* **Study text**:
▬▬▬▬▬▬
Dr. Van Mol confidently backed up all of Lynn Meagher’s fears, with no credible evidence behind his claims. I will touch on two more here. First, the assertion that many or most of transgender youth also have autism, implying either that they cannot make rational decisions about their own gender identity or that affirming adults are somehow leveraging their autism in order to convince them they are transgender. And second, that transgender youth who access affirming care have higher rates of suicidal ideation and attempts than youth who do not receive affirming care.

As I wrote for Political Research Associates in 2018, “A concurrently published article from Spectrum, an online news outlet launched in 2015 to publish objective coverage of autism research, points out there are myriad reasons why people with autism are more likely to identify as LGBTQ, including “decreased adherence to social conventions” and “greater forthrightness and honesty.” But the correlations are not important to those peddling in conspiracy theories. Dr. Michelle Cretella, executive director of ACPeds, told Church Militant that children with autism are “very aware of being different from their peers and/or isolated by them at a very young age. Consequently, when autistic children are exposed to transgenderism, it has a two-fold appeal… . Once they declare a transgender identity, they suddenly have a group of ‘friends’ the likes of which they have never experienced.”

Anti-trans advocacy groups like ACPeds and FRC leverage the myth of causation between autism and transgender status in order to accuse transgender people of recruiting children, and parents like Lynn Meagher believe them.

The second assertion I wanted to address—that transgender children who access affirming care have higher rates of suicidal ideation and attempts than youth who cannot access affirming care—is unequivocally wrong. The What We Know Project at Cornell University performed a meta-analysis of all peer-review articles published between 1991 and 2017 on the topic of transition-related well-being. Ninety-three percent of those peer-reviewed articles found that transition-related care improves well-being for transgender people, and the remaining 7% reported mixed findings. Not a single peer-reviewed study found that trans-affirming care had a negative impact on suicidality.

The final speaker on the panel was KathyGrace Duncan, who shared her story of detransition with the encouragement of her church. Duncan’s story was as moving as Meagher’s, about her rise through the ranks of her church as a leader and a religious educator, only to hear a message from her God that she was not living her full truth.

All stories of gender identity are valid, as are all journeys, including the stories of people whose gender identities may fluctuate over time, as perhaps Duncan’s has. It is therefore crucial to frame stories in context and with peer-reviewed data so that a listener such as Lynn Meagher can understand that the vast majority of transgender people do not desist, nor do their regret their transition.

At the end of her prepared remarks, Lynn Meagher told the audience that “the time is now to demand [that] rigorous, scientific research is done to examine the safety and efficacy of medical transition for children.” In fact, that research has already been done and shows without a shadow of a doubt that youth need trans-affirming care. But when organizations like the Family Research Council only share personal stories of fear and false data, parents looking to them for answers will be misled.
▬▬▬▬▬▬
* **Exercise objective**:
In the passage on transgender youth, what share of the peer-reviewed articles in the Cornell meta-analysis found that transition-related care improves well-being? The items below come from a different source than the passage.

* **Input data**:
▬▬▬▬▬▬
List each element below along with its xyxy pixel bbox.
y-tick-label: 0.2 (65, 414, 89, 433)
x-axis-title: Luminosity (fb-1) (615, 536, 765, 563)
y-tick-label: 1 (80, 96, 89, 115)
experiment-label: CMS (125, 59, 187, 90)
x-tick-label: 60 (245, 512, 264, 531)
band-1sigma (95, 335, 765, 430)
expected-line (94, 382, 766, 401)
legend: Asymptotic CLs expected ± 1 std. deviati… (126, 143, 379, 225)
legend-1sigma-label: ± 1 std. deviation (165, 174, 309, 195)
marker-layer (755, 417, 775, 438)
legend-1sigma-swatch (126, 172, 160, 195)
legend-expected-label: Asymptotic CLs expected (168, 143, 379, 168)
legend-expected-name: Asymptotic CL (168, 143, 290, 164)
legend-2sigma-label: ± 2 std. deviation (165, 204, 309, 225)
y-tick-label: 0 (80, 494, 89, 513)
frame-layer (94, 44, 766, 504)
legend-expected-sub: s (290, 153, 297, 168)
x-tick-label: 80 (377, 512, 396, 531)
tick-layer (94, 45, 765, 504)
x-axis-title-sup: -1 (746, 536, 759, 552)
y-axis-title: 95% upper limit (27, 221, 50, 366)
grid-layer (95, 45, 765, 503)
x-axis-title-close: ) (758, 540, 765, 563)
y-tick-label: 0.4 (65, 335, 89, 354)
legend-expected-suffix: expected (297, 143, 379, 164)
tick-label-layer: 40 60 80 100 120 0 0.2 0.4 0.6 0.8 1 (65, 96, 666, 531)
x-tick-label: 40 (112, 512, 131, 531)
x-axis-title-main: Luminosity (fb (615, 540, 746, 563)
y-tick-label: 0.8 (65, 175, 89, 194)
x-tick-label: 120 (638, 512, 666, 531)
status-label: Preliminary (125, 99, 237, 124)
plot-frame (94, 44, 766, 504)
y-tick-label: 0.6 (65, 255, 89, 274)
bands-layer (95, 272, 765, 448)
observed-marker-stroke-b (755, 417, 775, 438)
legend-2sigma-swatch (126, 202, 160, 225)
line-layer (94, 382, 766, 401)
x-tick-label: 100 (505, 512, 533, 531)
▬▬▬▬▬▬
* **Response below**:
Ninety-three percent.